Texto de leitura:
ABUSO DE CONFIANÇA AGRAVADO
APROPRIAÇÃO ILÍCITA
Sumário

– O crime de abuso de confiança p.p. pelo art.º 205ºCP, consuma-se quando o agente, que recebe a coisa móvel por título não translativo de propriedade para lhe dar determinado destino, dela se apropria, passando a agir “animo domini”, devendo entender-se que a inversão do título de posse carece de ser demonstrada por actos objectivos, reveladores de que o agente já está a dispor da coisa como se sua fosse.

– Constituindo a apropriação um dos elementos típicos do crime de abuso de confiança, fundamental será a demonstração da prática de actos objectivamente idóneos e concludentes que conduzam à conclusão de que o agente inverteu a posse e passou a comportar-se perante a coisa como se “proprietário” fosse, revestindo estes actos especial relevância nos casos em que o agente não entrega a coisa e subjacente está uma situação de incumprimento obrigacional.

– Essa disposição do agente, de se apropriar da coisa que recebeu por título não translativo da propriedade, pode ser revelada por um conduta externa incompatível com a vontade de restituir ou de dar o destino certo à coisa, tal como a colocação à venda, a doação, o tentar registar a propriedade do veículo em seu nome ou ter procedido à alteração dos elementos do veículo (matrícula ou número do quadro do motor), ter forjado ou viciado vários documentos, a ocultação ou a recusa de devolver a coisa a quem de direito depois de interpelado para o efeito.

– Para integrar o elemento apropriação do tipo objectivo de crime não basta o recurso à mera utilização da palavra apropriar contida na lei, já que o único facto objectivo que descrevem para integração do dito elemento típico é o do arguido não ter procedido à entrega/devolução do veículo dentro do prazo contratado, não se podendo inferir de modo conclusivo que o arguido se apropriou e fez seu o veículo automóvel, como se da simples não entrega se retirasse, sem mais, a disposição de consumar o crime, apropriando-se o agente da coisa.

Texto Integral

Acordam, em conferência, na 5.ª Secção do Tribunal da Relação de Lisboa.


I–Relatório:


1.–No processo comum com intervenção do tribunal singular n.º 1251/15.9SKLSB, o arguido E., melhor identificado nos autos, foi acusado e julgado pela imputada prática, em autoria material e na forma consumada, de um crime de abuso de confiança, p. e p. pelo artigo 205.° n.º 1 e 4, alínea a) e b) do Código Penal.

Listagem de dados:
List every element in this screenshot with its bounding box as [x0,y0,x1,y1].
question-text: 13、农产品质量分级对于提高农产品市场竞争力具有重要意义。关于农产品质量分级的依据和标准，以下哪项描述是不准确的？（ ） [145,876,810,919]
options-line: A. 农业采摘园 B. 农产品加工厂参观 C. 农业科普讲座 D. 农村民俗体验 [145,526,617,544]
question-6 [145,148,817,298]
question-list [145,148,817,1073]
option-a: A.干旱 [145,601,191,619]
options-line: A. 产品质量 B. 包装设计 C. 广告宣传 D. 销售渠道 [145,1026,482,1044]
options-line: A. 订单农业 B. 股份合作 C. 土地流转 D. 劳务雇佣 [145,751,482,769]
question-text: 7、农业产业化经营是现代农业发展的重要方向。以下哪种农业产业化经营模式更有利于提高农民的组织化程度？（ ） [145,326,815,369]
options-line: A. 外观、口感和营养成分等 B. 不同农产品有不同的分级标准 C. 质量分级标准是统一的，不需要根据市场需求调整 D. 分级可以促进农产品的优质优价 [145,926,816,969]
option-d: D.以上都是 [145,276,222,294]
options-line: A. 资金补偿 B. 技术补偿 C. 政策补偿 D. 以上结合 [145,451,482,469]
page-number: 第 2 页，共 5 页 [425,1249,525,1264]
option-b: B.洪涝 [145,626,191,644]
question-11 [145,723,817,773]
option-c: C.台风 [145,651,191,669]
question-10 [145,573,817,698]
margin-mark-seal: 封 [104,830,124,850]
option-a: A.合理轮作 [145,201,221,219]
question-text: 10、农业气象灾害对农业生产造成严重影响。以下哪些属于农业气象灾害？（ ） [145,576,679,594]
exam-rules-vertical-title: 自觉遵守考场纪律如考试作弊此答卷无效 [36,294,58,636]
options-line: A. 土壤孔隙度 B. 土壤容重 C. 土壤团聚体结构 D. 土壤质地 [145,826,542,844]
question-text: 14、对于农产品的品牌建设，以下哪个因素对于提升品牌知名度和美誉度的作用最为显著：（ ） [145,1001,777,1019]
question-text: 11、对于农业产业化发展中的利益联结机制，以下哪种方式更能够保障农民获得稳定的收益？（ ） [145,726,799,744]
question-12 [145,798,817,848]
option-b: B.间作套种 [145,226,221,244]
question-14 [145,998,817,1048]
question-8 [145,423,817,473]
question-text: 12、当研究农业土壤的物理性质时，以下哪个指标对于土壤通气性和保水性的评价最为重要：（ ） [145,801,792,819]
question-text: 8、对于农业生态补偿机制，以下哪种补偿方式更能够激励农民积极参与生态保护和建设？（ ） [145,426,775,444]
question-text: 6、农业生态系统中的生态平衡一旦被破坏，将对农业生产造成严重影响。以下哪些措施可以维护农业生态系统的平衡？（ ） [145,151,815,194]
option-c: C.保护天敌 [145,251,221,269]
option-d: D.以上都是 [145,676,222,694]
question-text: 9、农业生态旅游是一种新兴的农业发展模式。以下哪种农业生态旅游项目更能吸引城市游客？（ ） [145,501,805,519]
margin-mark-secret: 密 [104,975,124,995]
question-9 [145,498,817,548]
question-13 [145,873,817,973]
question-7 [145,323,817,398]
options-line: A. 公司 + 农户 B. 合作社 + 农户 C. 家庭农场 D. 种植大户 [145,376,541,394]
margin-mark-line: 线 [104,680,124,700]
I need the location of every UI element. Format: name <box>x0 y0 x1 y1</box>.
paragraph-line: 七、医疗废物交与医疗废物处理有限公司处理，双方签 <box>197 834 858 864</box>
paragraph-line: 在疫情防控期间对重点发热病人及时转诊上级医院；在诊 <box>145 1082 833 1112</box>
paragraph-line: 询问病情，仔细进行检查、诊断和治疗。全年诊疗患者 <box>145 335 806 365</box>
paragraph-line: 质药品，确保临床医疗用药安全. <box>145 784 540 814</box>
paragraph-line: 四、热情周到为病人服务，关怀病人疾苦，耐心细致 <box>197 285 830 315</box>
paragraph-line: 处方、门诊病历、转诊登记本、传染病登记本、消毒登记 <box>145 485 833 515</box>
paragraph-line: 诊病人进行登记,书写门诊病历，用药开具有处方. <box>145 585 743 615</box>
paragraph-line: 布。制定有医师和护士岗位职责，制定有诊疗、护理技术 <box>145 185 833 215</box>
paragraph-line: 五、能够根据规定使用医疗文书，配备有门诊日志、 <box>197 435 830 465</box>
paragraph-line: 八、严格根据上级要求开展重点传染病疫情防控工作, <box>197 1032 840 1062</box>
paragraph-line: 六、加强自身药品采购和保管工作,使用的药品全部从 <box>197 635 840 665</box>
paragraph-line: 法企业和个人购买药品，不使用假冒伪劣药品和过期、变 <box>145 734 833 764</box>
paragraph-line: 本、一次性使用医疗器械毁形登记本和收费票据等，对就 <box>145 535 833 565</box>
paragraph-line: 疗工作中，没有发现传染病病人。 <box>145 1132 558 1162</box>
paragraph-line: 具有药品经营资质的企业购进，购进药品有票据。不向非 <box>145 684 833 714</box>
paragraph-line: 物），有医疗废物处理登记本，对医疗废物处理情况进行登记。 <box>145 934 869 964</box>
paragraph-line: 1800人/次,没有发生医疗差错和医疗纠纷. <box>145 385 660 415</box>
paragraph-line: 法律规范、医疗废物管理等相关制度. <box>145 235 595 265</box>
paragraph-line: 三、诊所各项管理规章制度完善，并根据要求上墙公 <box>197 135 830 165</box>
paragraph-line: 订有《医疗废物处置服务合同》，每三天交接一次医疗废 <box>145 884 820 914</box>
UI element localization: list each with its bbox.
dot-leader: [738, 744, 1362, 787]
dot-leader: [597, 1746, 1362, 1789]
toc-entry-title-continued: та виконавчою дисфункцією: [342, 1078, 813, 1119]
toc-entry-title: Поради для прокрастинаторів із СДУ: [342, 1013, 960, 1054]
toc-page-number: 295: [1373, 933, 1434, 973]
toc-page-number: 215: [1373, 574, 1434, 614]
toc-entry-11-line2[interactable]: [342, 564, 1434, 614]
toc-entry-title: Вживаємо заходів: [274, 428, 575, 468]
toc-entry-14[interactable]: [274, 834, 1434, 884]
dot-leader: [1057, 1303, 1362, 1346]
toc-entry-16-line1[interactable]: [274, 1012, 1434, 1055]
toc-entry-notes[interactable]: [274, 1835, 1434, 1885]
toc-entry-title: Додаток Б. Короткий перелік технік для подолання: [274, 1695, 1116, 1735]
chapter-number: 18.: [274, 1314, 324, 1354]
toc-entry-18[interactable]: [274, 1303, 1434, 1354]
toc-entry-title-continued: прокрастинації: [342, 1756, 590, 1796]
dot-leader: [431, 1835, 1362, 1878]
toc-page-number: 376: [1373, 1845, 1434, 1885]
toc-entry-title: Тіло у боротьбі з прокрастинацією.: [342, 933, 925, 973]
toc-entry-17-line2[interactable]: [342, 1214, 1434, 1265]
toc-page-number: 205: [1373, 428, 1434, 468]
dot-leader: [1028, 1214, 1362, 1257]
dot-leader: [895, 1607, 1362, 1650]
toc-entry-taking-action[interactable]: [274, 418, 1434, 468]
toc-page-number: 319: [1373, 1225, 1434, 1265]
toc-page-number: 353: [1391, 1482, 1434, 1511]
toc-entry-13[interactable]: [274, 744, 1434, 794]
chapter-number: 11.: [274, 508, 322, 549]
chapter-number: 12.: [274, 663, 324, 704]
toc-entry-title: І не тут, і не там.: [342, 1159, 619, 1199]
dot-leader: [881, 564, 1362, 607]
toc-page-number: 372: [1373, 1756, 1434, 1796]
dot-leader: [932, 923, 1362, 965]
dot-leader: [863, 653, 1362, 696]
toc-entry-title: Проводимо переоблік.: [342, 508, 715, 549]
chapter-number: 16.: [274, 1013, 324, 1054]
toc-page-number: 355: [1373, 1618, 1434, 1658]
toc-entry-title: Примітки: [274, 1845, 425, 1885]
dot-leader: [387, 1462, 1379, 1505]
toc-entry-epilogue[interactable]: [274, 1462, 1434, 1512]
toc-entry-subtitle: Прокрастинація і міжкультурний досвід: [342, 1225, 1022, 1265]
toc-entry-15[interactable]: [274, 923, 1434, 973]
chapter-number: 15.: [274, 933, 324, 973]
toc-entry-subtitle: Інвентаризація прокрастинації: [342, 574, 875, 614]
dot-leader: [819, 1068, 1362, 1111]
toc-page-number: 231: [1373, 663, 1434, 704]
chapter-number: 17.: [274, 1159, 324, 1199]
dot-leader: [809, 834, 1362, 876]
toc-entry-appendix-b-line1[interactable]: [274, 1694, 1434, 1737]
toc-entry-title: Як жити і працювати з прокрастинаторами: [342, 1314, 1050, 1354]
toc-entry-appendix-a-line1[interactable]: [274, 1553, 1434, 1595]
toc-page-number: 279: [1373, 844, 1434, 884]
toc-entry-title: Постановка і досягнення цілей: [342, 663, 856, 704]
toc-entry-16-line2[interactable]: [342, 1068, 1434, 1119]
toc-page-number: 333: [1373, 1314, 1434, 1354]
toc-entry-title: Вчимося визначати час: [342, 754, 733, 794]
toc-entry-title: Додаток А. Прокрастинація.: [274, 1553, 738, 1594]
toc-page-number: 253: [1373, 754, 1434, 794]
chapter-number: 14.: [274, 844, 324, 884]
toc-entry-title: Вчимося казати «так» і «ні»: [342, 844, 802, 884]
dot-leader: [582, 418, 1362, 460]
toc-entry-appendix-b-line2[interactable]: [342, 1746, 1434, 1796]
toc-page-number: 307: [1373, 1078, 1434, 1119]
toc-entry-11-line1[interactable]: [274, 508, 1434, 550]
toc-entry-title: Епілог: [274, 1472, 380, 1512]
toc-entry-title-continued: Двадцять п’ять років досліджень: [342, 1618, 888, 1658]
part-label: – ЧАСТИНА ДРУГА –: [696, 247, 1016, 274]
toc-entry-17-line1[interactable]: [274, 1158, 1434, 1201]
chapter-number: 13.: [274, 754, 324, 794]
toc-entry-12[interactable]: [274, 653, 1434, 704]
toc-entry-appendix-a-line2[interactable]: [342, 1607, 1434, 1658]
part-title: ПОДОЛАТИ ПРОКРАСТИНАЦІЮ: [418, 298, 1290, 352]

Instrução 1: Segundo o sumário do acórdão sobre abuso de confiança, por que motivo não basta usar a palavra «apropriar» para integrar o elemento apropriação? Responda em uma a três frases.
Instrução 2: Nos registos, troque "question-text" por "enunciado" nas linhas que vão do início dos registos até à linha que contém "option-a: A.干旱 [145,601,191,619]", ambas incluídas, e apresente só essas linhas.
O texto e os registos são materiais independentes um do outro.

Resposta final 1: Porque o único facto objectivo descrito para integrar esse elemento é o arguido não ter procedido à entrega/devolução do veículo dentro do prazo contratado. Dessa simples não entrega não se pode inferir de modo conclusivo que o arguido se apropriou do veículo e o fez seu.

Resposta final 2:
List every element in this screenshot with its bounding box as [x0,y0,x1,y1].
enunciado: 13、农产品质量分级对于提高农产品市场竞争力具有重要意义。关于农产品质量分级的依据和标准，以下哪项描述是不准确的？（ ） [145,876,810,919]
options-line: A. 农业采摘园 B. 农产品加工厂参观 C. 农业科普讲座 D. 农村民俗体验 [145,526,617,544]
question-6 [145,148,817,298]
question-list [145,148,817,1073]
option-a: A.干旱 [145,601,191,619]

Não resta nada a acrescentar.